The problem → Note each line in the data holding the string "title" and report it.

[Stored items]
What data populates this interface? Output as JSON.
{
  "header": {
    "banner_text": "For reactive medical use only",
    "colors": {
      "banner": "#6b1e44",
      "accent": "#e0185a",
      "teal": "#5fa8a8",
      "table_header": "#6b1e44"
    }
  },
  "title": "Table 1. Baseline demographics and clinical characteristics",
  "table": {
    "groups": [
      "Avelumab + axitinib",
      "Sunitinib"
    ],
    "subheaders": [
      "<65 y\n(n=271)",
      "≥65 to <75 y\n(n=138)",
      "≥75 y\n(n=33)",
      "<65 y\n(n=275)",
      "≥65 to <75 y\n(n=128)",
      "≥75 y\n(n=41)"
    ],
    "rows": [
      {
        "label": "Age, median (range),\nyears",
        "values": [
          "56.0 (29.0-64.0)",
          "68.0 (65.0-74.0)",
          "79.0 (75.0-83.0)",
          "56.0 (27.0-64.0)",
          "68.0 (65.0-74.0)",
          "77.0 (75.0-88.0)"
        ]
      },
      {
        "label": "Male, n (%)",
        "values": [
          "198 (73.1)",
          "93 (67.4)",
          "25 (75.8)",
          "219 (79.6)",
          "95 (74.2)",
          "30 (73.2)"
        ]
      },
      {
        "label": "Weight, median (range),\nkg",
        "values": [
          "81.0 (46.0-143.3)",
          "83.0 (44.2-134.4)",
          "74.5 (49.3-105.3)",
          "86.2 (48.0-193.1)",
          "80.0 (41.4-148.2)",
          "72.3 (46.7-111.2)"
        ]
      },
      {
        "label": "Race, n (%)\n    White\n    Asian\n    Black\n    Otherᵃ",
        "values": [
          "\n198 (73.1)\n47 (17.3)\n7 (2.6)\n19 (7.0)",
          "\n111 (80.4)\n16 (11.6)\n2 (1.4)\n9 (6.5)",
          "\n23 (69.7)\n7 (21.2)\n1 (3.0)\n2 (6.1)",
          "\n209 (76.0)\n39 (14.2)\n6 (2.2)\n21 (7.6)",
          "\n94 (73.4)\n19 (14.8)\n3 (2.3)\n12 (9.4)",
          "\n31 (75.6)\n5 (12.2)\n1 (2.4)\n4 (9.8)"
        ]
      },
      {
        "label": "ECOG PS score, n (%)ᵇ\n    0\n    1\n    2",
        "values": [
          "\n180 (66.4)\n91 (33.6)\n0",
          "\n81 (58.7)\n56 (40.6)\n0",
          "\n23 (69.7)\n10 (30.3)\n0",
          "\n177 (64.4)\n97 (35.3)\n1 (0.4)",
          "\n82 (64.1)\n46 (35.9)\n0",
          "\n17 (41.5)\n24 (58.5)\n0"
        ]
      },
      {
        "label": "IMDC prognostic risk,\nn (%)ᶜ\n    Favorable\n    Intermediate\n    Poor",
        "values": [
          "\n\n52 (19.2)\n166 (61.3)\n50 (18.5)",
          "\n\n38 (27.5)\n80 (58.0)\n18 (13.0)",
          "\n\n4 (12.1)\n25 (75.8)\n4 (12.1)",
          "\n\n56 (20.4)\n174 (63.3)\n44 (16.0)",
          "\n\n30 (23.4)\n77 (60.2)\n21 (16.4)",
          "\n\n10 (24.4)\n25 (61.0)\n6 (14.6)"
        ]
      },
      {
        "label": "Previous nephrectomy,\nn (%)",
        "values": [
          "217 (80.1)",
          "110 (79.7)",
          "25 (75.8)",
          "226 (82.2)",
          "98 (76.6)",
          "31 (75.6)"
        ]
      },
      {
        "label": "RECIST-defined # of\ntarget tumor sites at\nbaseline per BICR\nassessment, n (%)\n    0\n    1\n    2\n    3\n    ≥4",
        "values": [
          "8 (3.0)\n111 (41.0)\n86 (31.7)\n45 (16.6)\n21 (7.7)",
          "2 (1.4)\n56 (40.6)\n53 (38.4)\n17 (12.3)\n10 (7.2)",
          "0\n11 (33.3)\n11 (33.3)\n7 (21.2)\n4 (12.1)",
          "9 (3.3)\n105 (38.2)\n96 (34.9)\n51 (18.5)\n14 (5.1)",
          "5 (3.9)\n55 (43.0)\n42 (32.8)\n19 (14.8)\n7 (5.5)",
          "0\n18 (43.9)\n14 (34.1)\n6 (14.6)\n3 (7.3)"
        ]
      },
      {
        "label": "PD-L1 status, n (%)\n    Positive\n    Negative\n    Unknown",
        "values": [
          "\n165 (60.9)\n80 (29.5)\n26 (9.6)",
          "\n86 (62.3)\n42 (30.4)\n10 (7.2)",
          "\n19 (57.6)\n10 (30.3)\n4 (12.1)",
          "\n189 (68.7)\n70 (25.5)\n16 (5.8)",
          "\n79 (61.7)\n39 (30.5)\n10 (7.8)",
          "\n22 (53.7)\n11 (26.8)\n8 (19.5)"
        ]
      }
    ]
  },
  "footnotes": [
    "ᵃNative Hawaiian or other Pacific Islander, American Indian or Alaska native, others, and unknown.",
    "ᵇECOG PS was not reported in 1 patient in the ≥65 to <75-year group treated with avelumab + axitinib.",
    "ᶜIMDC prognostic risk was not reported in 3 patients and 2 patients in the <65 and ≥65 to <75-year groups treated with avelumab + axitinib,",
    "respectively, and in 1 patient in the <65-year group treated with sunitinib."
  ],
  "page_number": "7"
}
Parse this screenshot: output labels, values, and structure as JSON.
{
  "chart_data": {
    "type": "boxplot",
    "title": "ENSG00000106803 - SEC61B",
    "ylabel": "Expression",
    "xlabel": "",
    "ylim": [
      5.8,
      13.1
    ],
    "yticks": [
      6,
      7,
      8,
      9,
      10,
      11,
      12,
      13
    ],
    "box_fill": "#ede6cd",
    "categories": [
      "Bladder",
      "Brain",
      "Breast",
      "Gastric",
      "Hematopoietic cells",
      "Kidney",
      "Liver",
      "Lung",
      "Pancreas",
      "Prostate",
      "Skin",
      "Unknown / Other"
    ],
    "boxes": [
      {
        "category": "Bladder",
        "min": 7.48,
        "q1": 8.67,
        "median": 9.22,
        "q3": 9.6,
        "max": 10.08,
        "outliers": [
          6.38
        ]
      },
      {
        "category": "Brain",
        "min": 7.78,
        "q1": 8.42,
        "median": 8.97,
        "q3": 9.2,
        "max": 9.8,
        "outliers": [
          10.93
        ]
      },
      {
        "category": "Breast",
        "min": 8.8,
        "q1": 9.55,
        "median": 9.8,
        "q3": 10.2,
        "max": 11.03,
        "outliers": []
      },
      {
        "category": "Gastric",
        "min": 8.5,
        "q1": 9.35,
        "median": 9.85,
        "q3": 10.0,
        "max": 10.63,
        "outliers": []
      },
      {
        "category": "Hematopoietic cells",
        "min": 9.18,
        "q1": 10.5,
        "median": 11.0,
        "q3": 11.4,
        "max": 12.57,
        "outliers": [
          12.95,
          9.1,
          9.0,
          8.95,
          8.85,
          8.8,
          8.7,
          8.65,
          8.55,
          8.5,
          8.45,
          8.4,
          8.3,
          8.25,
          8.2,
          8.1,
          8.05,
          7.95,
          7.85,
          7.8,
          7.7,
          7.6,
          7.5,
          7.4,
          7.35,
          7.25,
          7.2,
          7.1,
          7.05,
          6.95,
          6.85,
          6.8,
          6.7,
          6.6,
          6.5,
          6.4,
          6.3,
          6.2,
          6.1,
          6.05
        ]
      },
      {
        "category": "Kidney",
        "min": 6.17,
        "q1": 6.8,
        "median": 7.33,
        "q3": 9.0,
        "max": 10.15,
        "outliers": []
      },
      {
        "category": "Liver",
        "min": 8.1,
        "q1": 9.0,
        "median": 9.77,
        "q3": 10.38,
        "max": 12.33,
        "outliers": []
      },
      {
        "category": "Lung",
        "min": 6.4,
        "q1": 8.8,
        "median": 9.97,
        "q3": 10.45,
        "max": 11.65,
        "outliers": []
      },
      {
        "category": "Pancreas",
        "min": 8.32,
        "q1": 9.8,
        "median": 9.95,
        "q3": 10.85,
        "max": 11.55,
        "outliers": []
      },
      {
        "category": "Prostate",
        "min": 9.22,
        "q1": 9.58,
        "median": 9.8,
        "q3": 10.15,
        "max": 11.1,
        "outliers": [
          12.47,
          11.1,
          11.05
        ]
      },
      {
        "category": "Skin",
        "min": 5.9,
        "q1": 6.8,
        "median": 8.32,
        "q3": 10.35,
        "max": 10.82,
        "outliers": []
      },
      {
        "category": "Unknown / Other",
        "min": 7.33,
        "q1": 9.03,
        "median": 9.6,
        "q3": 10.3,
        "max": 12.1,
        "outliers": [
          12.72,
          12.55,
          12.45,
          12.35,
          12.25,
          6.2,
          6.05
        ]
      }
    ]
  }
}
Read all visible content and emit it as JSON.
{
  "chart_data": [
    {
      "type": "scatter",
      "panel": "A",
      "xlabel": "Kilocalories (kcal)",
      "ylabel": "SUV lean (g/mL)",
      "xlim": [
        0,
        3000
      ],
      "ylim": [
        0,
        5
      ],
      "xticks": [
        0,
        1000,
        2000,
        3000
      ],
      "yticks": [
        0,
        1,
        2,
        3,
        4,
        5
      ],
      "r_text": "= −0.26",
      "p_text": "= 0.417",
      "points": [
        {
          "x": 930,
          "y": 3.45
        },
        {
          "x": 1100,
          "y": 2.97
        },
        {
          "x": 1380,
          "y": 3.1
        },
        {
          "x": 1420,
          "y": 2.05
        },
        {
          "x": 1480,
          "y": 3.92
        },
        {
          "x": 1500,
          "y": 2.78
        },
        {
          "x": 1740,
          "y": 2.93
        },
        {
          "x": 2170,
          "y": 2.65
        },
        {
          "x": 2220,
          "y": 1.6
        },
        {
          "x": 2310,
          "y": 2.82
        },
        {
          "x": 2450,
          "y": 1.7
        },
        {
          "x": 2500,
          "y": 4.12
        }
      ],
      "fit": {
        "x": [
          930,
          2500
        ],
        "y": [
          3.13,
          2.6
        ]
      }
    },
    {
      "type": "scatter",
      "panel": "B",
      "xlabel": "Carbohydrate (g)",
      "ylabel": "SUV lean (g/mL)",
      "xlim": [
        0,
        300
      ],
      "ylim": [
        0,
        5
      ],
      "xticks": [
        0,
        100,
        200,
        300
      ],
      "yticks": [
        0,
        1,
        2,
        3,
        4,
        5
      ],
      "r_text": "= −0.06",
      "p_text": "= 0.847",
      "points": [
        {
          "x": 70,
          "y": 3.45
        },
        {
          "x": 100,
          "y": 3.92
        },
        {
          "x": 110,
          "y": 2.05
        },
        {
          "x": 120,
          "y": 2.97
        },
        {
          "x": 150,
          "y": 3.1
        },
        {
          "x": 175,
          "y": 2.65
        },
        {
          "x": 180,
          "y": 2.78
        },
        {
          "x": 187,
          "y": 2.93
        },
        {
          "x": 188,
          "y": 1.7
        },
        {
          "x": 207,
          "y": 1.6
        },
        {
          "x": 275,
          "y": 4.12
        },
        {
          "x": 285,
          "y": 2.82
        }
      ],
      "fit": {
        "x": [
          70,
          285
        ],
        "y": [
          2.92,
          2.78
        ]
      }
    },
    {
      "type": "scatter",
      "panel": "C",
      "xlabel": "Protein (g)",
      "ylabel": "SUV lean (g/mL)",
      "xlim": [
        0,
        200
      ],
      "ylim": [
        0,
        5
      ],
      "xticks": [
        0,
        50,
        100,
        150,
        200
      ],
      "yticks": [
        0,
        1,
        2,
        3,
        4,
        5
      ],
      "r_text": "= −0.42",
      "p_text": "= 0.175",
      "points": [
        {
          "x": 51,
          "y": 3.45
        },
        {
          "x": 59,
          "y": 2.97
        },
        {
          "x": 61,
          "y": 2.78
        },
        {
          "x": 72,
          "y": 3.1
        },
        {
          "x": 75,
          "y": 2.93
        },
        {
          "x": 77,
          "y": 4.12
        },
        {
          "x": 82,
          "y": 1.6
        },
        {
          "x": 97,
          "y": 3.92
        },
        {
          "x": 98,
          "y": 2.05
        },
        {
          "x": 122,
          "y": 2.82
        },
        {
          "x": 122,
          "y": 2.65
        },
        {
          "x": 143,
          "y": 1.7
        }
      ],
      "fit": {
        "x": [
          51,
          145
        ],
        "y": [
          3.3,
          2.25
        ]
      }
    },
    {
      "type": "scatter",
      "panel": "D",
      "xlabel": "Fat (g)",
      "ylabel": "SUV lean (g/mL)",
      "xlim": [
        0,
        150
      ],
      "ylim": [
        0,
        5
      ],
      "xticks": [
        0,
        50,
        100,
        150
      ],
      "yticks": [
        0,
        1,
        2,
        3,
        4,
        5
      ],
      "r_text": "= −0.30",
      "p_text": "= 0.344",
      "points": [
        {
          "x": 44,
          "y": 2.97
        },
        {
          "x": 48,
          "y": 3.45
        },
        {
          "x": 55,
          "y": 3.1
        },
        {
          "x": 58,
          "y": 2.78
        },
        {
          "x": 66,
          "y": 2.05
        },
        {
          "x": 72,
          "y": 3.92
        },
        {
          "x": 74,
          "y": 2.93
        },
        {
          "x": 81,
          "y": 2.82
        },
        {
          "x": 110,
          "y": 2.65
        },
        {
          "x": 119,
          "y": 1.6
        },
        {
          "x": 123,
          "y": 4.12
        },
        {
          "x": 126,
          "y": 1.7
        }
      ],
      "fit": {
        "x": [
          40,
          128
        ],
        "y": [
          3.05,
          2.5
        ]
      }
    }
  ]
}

Answer section →
  "title": "Table 1. Baseline demographics and clinical characteristics",
    "title": "ENSG00000106803 - SEC61B",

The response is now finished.